**TASK TO CARRY OUT**
Extract every line from the records below that contains the word "ligation".
—————
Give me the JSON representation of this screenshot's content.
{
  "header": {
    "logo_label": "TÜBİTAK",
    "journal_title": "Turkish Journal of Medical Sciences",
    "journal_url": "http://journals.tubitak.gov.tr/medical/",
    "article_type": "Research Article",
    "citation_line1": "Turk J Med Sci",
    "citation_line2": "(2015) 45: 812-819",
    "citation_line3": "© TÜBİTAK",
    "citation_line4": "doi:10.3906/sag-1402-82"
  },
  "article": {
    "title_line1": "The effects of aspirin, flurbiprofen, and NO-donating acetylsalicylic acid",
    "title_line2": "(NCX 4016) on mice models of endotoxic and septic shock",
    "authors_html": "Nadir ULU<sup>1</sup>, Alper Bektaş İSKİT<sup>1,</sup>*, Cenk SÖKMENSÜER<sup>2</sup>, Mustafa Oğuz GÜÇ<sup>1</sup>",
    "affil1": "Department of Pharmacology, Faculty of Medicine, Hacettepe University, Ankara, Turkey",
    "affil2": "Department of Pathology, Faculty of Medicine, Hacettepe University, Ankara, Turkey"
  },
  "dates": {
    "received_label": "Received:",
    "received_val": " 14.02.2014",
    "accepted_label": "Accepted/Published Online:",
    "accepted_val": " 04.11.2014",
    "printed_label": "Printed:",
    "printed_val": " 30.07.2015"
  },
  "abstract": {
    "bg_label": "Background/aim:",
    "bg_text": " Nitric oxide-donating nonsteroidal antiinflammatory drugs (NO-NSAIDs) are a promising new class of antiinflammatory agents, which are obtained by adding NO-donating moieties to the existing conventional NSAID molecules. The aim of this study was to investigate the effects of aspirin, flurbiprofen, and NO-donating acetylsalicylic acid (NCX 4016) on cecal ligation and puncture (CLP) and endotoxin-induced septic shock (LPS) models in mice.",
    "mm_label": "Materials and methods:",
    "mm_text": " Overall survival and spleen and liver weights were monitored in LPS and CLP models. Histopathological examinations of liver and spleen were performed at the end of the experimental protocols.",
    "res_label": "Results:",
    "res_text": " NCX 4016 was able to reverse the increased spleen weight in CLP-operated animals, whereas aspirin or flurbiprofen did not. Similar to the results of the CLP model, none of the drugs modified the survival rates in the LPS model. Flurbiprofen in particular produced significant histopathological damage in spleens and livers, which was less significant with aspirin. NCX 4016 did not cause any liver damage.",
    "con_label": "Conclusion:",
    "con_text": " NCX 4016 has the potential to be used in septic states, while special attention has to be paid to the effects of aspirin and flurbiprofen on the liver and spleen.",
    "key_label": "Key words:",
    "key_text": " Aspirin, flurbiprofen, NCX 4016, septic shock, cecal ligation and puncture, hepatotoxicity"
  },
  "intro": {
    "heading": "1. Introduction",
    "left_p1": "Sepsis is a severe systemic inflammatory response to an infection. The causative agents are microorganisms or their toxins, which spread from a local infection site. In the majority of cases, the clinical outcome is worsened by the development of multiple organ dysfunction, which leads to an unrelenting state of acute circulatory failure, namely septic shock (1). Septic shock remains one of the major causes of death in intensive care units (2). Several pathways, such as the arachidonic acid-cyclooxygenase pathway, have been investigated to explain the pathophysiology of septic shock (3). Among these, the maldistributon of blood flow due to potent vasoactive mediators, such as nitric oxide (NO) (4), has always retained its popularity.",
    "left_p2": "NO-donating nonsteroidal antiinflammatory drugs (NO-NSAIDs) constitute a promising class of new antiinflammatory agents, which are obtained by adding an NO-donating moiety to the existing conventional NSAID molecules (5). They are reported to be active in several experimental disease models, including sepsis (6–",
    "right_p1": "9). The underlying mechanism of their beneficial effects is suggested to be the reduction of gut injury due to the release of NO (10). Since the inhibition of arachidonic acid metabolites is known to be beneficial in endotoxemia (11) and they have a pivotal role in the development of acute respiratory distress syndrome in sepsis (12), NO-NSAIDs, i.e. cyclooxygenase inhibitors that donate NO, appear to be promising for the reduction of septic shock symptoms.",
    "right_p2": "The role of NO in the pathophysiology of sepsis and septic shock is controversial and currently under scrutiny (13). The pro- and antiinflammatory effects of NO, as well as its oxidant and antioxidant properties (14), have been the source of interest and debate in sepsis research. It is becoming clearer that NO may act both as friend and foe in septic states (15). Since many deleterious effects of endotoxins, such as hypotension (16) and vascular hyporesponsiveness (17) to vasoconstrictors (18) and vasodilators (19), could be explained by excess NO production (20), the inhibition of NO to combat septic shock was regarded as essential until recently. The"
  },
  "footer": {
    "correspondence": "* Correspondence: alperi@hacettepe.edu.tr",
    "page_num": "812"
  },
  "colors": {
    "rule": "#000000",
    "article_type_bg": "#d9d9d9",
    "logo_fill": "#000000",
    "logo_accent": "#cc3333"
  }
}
—————
**SOLUTION**
    "bg_text": " Nitric oxide-donating nonsteroidal antiinflammatory drugs (NO-NSAIDs) are a promising new class of antiinflammatory agents, which are obtained by adding NO-donating moieties to the existing conventional NSAID molecules. The aim of this study was to investigate the effects of aspirin, flurbiprofen, and NO-donating acetylsalicylic acid (NCX 4016) on cecal ligation and puncture (CLP) and endotoxin-induced septic shock (LPS) models in mice.",
    "key_text": " Aspirin, flurbiprofen, NCX 4016, septic shock, cecal ligation and puncture, hepatotoxicity"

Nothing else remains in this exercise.